# start of Data lines
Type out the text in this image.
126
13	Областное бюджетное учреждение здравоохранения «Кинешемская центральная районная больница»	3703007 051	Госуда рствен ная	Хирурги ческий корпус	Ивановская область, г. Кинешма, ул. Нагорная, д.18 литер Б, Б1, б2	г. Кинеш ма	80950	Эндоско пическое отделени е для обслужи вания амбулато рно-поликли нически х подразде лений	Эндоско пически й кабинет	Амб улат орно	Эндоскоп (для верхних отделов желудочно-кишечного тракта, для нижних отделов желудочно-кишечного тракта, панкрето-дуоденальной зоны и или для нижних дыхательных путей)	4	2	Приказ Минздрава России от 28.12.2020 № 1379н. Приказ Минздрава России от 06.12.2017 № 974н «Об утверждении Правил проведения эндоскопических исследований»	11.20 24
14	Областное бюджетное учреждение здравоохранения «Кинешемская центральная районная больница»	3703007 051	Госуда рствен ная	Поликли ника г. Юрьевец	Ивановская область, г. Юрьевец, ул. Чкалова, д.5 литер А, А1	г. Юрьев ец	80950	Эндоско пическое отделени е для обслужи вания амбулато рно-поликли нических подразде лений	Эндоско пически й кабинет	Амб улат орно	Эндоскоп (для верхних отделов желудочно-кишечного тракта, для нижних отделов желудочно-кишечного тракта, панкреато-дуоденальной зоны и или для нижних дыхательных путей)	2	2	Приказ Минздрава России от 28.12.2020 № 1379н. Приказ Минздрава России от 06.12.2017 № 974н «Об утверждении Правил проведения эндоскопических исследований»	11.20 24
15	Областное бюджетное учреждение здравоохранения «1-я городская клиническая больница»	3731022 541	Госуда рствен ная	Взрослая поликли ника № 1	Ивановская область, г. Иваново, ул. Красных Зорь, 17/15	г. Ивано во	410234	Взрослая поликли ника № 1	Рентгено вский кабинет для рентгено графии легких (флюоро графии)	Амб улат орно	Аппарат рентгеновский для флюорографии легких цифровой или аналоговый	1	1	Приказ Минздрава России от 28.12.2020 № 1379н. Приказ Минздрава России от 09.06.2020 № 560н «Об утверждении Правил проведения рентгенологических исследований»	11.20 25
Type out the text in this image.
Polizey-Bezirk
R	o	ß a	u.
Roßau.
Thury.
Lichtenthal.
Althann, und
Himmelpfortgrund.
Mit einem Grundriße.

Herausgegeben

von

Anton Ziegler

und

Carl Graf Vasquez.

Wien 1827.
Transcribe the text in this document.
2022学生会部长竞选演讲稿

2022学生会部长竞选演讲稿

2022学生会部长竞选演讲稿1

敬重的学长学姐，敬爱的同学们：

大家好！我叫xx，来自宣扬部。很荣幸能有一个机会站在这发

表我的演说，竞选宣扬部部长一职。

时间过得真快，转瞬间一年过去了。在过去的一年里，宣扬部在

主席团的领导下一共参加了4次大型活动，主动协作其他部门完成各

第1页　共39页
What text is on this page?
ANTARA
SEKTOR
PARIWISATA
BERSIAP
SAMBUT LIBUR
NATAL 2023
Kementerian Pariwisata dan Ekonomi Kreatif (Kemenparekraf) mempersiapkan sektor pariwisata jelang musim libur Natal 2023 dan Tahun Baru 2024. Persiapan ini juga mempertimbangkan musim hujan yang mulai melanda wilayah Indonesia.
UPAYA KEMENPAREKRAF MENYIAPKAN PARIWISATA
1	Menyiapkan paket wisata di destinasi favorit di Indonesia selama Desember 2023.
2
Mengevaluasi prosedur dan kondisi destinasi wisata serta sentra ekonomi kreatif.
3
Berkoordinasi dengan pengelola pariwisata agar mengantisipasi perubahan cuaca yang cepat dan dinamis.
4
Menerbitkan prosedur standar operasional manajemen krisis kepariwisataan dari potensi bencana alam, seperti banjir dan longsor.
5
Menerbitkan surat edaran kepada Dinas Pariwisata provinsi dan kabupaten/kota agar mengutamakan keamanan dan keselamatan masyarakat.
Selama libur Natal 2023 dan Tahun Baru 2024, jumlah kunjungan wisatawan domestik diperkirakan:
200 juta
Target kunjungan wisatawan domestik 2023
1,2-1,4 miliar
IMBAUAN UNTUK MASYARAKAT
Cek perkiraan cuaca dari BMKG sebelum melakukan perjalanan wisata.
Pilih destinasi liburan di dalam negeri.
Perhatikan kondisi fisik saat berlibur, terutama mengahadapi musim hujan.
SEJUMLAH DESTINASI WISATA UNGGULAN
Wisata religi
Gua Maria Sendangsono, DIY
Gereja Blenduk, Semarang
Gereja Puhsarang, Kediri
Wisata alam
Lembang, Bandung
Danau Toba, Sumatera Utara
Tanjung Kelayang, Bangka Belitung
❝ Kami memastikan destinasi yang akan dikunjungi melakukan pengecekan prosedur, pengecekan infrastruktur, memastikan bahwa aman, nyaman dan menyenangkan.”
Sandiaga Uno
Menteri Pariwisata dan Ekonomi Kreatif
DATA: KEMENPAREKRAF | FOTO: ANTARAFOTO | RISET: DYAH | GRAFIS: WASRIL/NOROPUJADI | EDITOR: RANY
# end of Data lines
Look through the records above and report how many lines hold the word "wisatawan", giving only the number.

■ Solution
2